# start of Items

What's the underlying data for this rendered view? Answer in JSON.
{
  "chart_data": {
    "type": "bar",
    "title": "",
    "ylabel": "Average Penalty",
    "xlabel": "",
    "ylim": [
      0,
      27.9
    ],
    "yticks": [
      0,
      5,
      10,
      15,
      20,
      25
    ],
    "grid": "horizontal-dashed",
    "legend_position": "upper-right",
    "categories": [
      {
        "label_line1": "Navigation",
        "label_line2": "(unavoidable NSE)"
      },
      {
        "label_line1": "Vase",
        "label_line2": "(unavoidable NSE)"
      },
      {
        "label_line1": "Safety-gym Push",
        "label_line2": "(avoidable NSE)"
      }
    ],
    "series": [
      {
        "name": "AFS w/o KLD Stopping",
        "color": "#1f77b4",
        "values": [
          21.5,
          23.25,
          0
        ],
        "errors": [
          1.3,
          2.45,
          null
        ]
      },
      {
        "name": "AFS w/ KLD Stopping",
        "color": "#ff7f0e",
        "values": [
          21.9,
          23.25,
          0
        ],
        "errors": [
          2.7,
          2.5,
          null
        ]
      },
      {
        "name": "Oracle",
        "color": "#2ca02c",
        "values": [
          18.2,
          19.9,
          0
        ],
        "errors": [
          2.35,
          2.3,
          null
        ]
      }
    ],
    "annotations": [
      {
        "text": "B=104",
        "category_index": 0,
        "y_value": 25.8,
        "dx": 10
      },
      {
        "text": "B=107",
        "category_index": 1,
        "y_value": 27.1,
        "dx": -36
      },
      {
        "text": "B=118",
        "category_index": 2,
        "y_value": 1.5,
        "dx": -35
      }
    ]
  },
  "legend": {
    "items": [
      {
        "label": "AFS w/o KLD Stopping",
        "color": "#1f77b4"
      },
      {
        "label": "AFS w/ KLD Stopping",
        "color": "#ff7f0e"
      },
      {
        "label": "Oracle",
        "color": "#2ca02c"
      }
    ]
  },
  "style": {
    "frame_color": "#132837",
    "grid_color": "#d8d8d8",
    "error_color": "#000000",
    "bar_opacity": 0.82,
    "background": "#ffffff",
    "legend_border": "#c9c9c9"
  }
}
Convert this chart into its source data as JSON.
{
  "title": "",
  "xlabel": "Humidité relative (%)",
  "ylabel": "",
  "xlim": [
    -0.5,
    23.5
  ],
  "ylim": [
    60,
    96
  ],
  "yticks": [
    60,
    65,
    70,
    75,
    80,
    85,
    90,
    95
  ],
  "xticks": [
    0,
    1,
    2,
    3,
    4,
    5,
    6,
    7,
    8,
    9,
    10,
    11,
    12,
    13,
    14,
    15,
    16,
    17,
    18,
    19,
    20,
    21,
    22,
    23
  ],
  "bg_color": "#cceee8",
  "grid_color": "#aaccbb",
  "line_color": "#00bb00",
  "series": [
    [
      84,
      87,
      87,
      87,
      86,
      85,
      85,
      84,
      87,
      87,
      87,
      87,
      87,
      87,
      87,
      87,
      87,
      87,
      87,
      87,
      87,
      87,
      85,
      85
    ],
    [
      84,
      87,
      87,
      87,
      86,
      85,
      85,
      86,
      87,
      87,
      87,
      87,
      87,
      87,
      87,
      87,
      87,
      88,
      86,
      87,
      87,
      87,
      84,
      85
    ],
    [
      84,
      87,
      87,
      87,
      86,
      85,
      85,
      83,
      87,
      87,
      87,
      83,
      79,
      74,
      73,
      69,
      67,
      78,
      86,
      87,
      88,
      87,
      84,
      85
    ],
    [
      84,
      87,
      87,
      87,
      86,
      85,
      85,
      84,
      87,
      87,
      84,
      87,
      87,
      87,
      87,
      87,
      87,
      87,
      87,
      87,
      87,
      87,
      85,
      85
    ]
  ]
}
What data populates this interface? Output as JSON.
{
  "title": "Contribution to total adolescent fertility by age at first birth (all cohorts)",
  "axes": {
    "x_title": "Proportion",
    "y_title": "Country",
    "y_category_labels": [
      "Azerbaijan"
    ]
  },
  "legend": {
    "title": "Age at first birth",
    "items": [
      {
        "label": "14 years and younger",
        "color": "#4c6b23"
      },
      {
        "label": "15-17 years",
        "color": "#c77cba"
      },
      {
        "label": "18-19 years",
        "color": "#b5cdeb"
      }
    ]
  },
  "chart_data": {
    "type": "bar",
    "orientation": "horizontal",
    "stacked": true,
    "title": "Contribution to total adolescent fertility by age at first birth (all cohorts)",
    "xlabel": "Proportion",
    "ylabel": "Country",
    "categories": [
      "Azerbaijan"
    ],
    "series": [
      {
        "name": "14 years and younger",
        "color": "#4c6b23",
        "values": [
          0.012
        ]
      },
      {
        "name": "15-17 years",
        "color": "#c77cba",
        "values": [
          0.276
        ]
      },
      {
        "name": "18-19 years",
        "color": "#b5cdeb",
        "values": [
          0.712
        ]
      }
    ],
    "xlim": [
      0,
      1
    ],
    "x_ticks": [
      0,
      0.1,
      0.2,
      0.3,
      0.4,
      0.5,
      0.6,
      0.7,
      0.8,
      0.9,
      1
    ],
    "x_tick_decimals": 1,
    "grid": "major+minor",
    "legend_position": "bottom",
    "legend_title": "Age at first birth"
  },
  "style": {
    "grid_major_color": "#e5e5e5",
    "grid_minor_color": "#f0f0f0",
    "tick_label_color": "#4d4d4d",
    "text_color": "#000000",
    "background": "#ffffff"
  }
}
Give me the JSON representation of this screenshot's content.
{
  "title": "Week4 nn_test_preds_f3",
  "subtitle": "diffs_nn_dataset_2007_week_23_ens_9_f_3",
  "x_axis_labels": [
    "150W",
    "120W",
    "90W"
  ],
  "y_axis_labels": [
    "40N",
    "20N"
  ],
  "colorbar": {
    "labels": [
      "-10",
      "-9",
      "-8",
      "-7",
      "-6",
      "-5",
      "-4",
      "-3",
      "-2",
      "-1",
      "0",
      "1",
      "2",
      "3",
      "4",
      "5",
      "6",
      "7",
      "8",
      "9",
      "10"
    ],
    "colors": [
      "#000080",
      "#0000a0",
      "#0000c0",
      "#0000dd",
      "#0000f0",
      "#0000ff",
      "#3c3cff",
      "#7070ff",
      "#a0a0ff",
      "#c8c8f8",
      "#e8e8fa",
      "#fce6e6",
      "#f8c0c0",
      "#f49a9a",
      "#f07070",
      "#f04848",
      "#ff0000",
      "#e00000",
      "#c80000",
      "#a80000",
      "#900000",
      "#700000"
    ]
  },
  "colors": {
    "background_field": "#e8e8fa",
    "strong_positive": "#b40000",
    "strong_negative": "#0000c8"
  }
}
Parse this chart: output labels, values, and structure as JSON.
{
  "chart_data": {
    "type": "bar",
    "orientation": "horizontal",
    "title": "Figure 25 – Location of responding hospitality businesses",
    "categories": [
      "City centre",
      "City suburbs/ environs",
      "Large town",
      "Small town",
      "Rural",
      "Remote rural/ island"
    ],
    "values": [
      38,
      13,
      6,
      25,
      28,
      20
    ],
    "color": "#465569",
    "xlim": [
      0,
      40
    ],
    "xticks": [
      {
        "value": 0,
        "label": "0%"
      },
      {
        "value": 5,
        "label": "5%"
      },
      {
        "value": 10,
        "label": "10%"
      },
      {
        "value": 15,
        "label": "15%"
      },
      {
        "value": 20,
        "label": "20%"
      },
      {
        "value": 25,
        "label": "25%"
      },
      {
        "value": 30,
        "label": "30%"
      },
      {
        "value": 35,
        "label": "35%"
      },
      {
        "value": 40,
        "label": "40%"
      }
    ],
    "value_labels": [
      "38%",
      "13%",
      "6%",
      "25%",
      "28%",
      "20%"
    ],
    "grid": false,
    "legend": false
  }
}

# end of Items

## What the task requires
Copy every line in the records above that contains the word "Contribution".

## Solution for this task
  "title": "Contribution to total adolescent fertility by age at first birth (all cohorts)",
    "title": "Contribution to total adolescent fertility by age at first birth (all cohorts)",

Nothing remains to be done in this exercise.